Given problem:
Leave the pictures out and transcribe every record exactly.
◆ ◆ ◆ ◆ ◆
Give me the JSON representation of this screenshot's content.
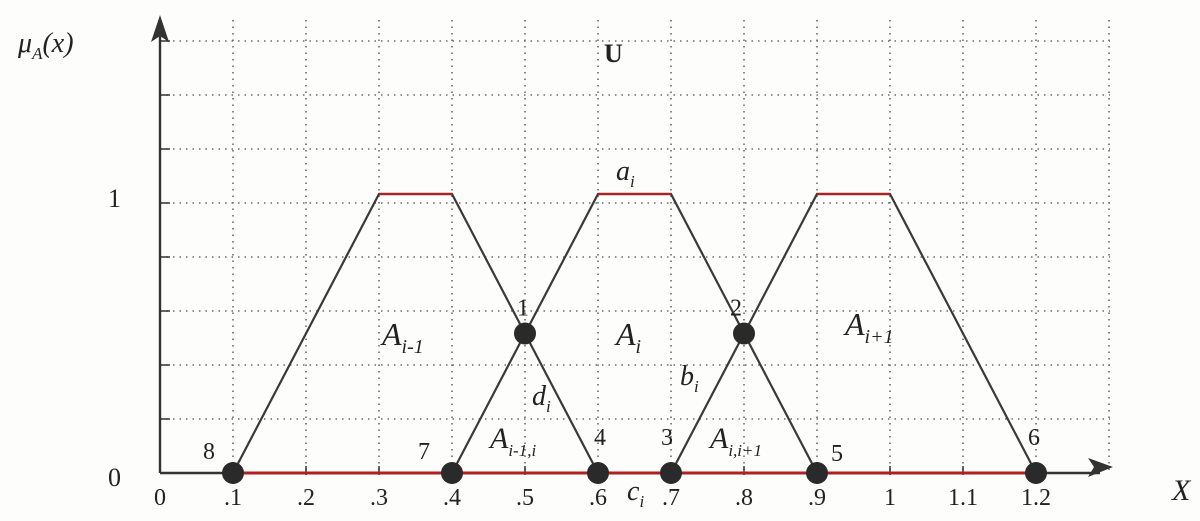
{
  "diagram": {
    "y_axis_label": "μ_A(x)",
    "x_axis_label": "X",
    "universe_label": "U",
    "y_ticks": [
      "0",
      "1"
    ],
    "x_ticks": [
      "0",
      ".1",
      ".2",
      ".3",
      ".4",
      ".5",
      ".6",
      ".7",
      ".8",
      ".9",
      "1",
      "1.1",
      "1.2"
    ],
    "sets": [
      {
        "name": "A_{i-1}",
        "points": [
          0.1,
          0.3,
          0.4,
          0.6
        ]
      },
      {
        "name": "A_i",
        "points": [
          0.4,
          0.6,
          0.7,
          0.9
        ]
      },
      {
        "name": "A_{i+1}",
        "points": [
          0.7,
          0.9,
          1.0,
          1.2
        ]
      }
    ],
    "region_labels": [
      {
        "id": "a",
        "text": "a",
        "sub": "i"
      },
      {
        "id": "b",
        "text": "b",
        "sub": "i"
      },
      {
        "id": "c",
        "text": "c",
        "sub": "i"
      },
      {
        "id": "d",
        "text": "d",
        "sub": "i"
      },
      {
        "id": "A_i-1_i",
        "text": "A",
        "sub": "i-1,i"
      },
      {
        "id": "A_i_i+1",
        "text": "A",
        "sub": "i,i+1"
      }
    ],
    "marked_points": [
      {
        "label": "1",
        "x": 0.5,
        "mu": 0.5
      },
      {
        "label": "2",
        "x": 0.8,
        "mu": 0.5
      },
      {
        "label": "3",
        "x": 0.7,
        "mu": 0
      },
      {
        "label": "4",
        "x": 0.6,
        "mu": 0
      },
      {
        "label": "5",
        "x": 0.9,
        "mu": 0
      },
      {
        "label": "6",
        "x": 1.2,
        "mu": 0
      },
      {
        "label": "7",
        "x": 0.4,
        "mu": 0
      },
      {
        "label": "8",
        "x": 0.1,
        "mu": 0
      }
    ],
    "colors": {
      "lines": "#3a3a3a",
      "accent": "#b02020",
      "points": "#2a2a2a",
      "grid": "#6b6b6b"
    }
  }
}
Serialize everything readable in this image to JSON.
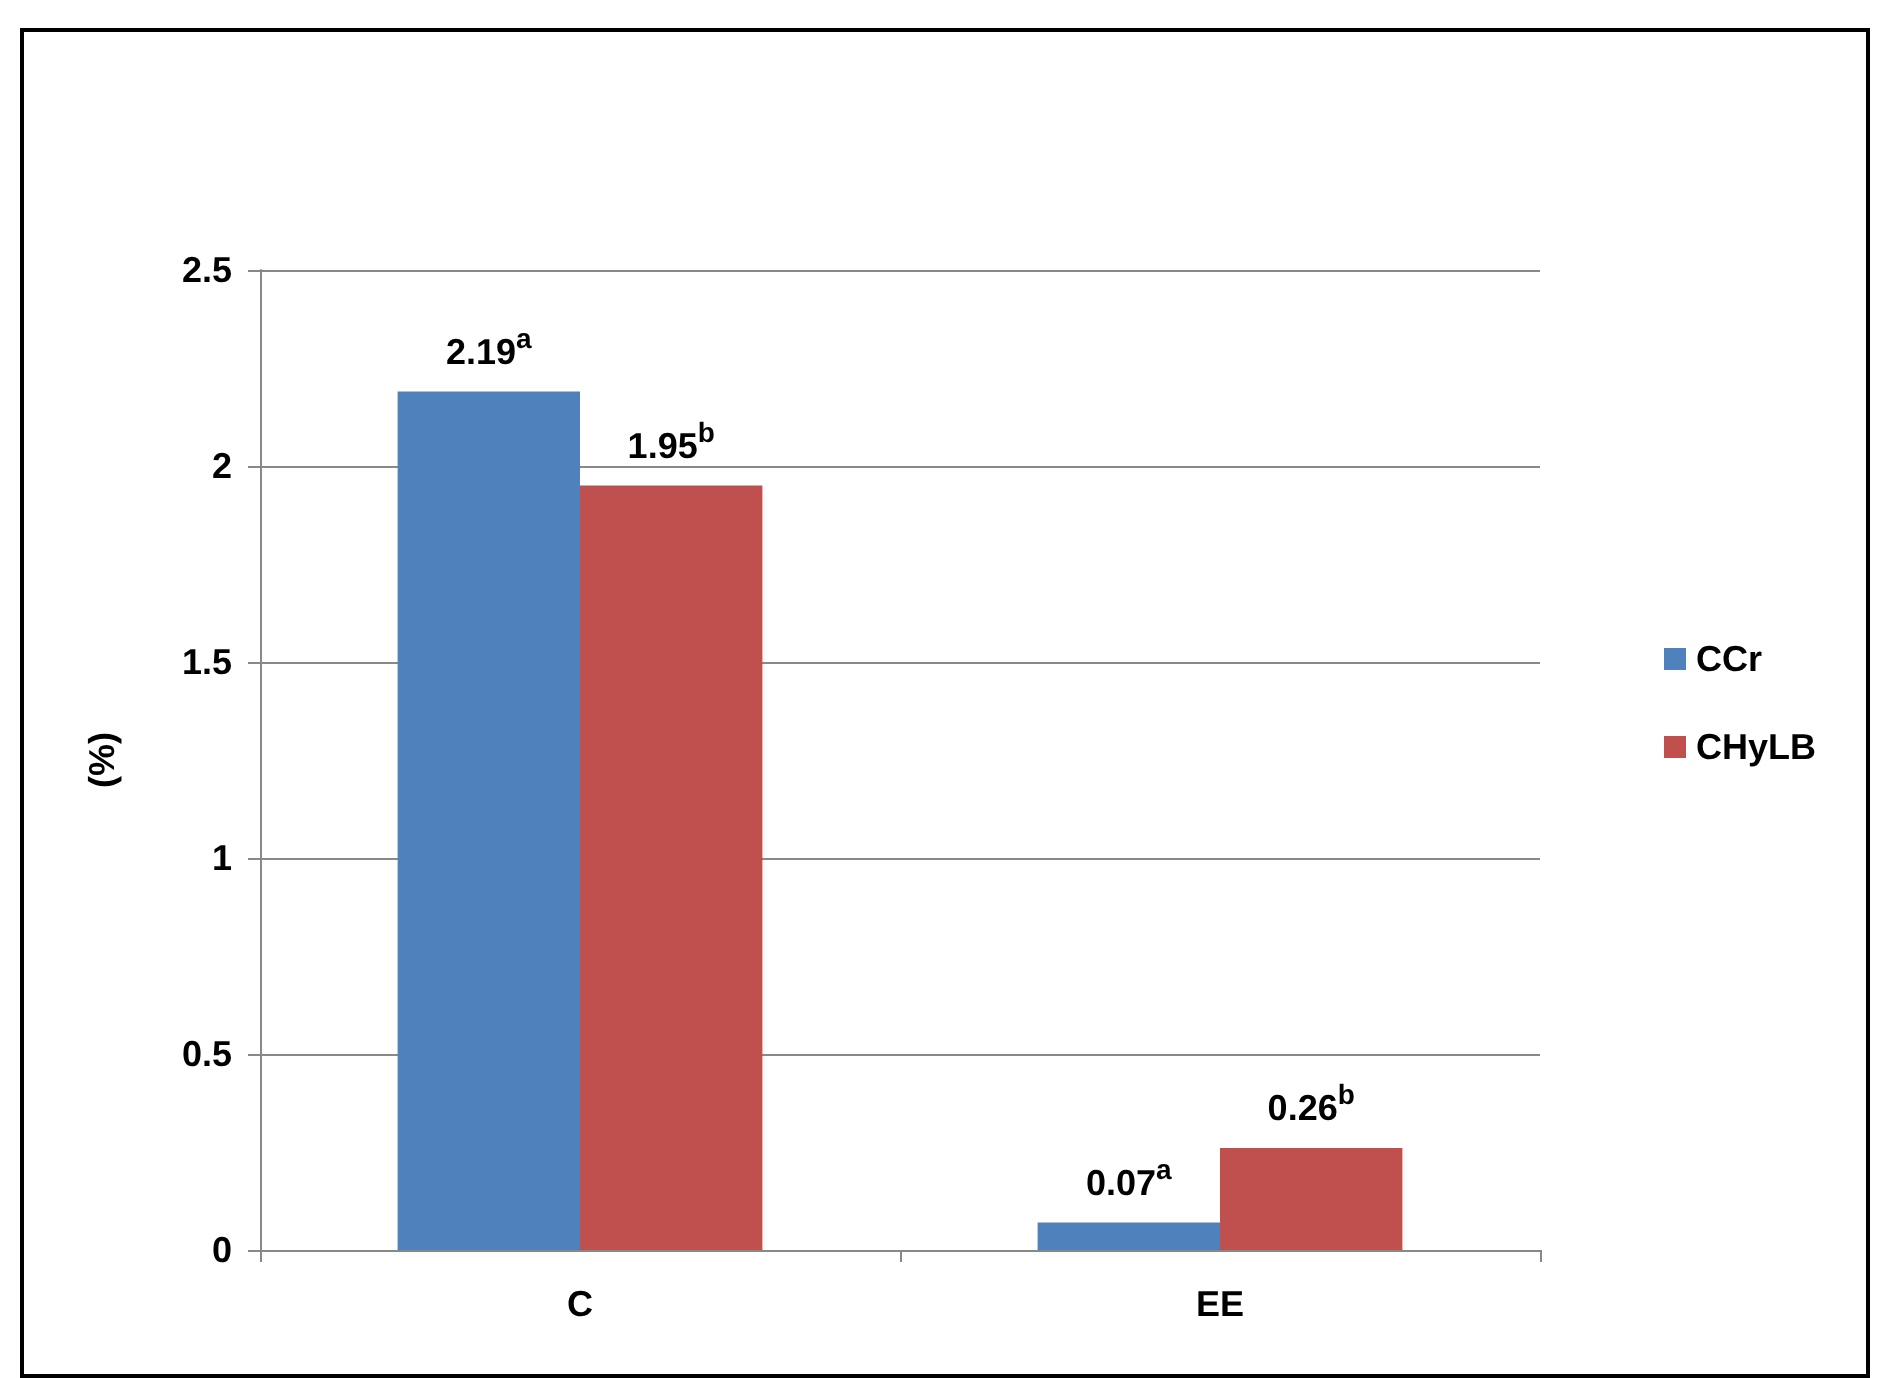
{
  "chart_data": {
    "type": "bar",
    "ylabel": "(%)",
    "categories": [
      "C",
      "EE"
    ],
    "series": [
      {
        "name": "CCr",
        "color": "#4f81bd",
        "values": [
          2.19,
          0.07
        ],
        "value_labels": [
          "2.19$^{a}$",
          "0.07$^{a}$"
        ]
      },
      {
        "name": "CHyLB",
        "color": "#c0504d",
        "values": [
          1.95,
          0.26
        ],
        "value_labels": [
          "1.95$^{b}$",
          "0.26$^{b}$"
        ]
      }
    ],
    "ylim": [
      0,
      2.5
    ],
    "yticks": [
      0,
      0.5,
      1,
      1.5,
      2,
      2.5
    ],
    "grid": "y",
    "legend": "right"
  }
}
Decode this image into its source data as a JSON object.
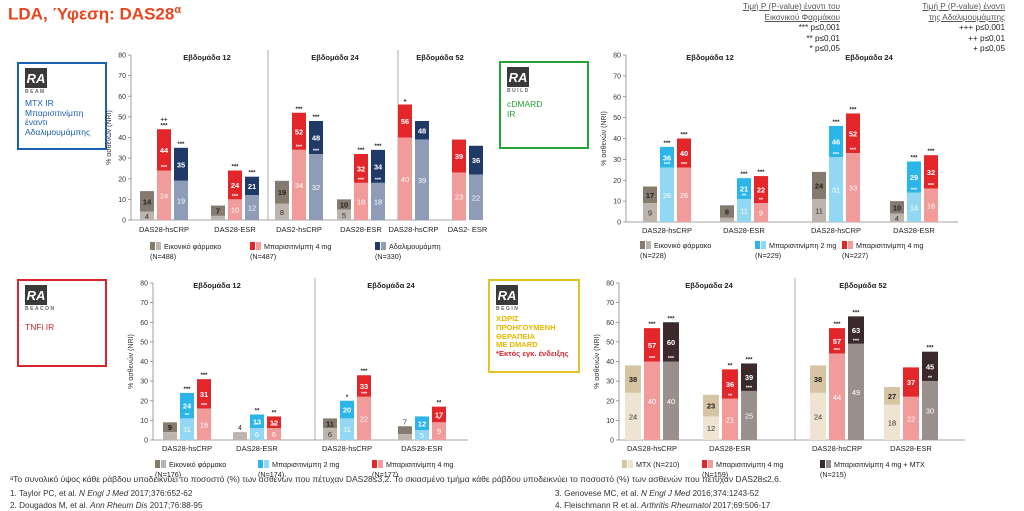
◆ ◆ ◆ ◆ ◆
Correct result:
Give me the JSON representation of this screenshot's content.
{
  "diagram": {
    "y_axis_label": "μ_A(x)",
    "x_axis_label": "X",
    "universe_label": "U",
    "y_ticks": [
      "0",
      "1"
    ],
    "x_ticks": [
      "0",
      ".1",
      ".2",
      ".3",
      ".4",
      ".5",
      ".6",
      ".7",
      ".8",
      ".9",
      "1",
      "1.1",
      "1.2"
    ],
    "sets": [
      {
        "name": "A_{i-1}",
        "points": [
          0.1,
          0.3,
          0.4,
          0.6
        ]
      },
      {
        "name": "A_i",
        "points": [
          0.4,
          0.6,
          0.7,
          0.9
        ]
      },
      {
        "name": "A_{i+1}",
        "points": [
          0.7,
          0.9,
          1.0,
          1.2
        ]
      }
    ],
    "region_labels": [
      {
        "id": "a",
        "text": "a",
        "sub": "i"
      },
      {
        "id": "b",
        "text": "b",
        "sub": "i"
      },
      {
        "id": "c",
        "text": "c",
        "sub": "i"
      },
      {
        "id": "d",
        "text": "d",
        "sub": "i"
      },
      {
        "id": "A_i-1_i",
        "text": "A",
        "sub": "i-1,i"
      },
      {
        "id": "A_i_i+1",
        "text": "A",
        "sub": "i,i+1"
      }
    ],
    "marked_points": [
      {
        "label": "1",
        "x": 0.5,
        "mu": 0.5
      },
      {
        "label": "2",
        "x": 0.8,
        "mu": 0.5
      },
      {
        "label": "3",
        "x": 0.7,
        "mu": 0
      },
      {
        "label": "4",
        "x": 0.6,
        "mu": 0
      },
      {
        "label": "5",
        "x": 0.9,
        "mu": 0
      },
      {
        "label": "6",
        "x": 1.2,
        "mu": 0
      },
      {
        "label": "7",
        "x": 0.4,
        "mu": 0
      },
      {
        "label": "8",
        "x": 0.1,
        "mu": 0
      }
    ],
    "colors": {
      "lines": "#3a3a3a",
      "accent": "#b02020",
      "points": "#2a2a2a",
      "grid": "#6b6b6b"
    }
  }
}
Serialize everything readable in this image to JSON.
{
  "chart_data": {
    "type": "bar",
    "ylabel": "(%)",
    "categories": [
      "C",
      "EE"
    ],
    "series": [
      {
        "name": "CCr",
        "color": "#4f81bd",
        "values": [
          2.19,
          0.07
        ],
        "value_labels": [
          "2.19$^{a}$",
          "0.07$^{a}$"
        ]
      },
      {
        "name": "CHyLB",
        "color": "#c0504d",
        "values": [
          1.95,
          0.26
        ],
        "value_labels": [
          "1.95$^{b}$",
          "0.26$^{b}$"
        ]
      }
    ],
    "ylim": [
      0,
      2.5
    ],
    "yticks": [
      0,
      0.5,
      1,
      1.5,
      2,
      2.5
    ],
    "grid": "y",
    "legend": "right"
  }
}
Decode this image into its source data as a JSON object.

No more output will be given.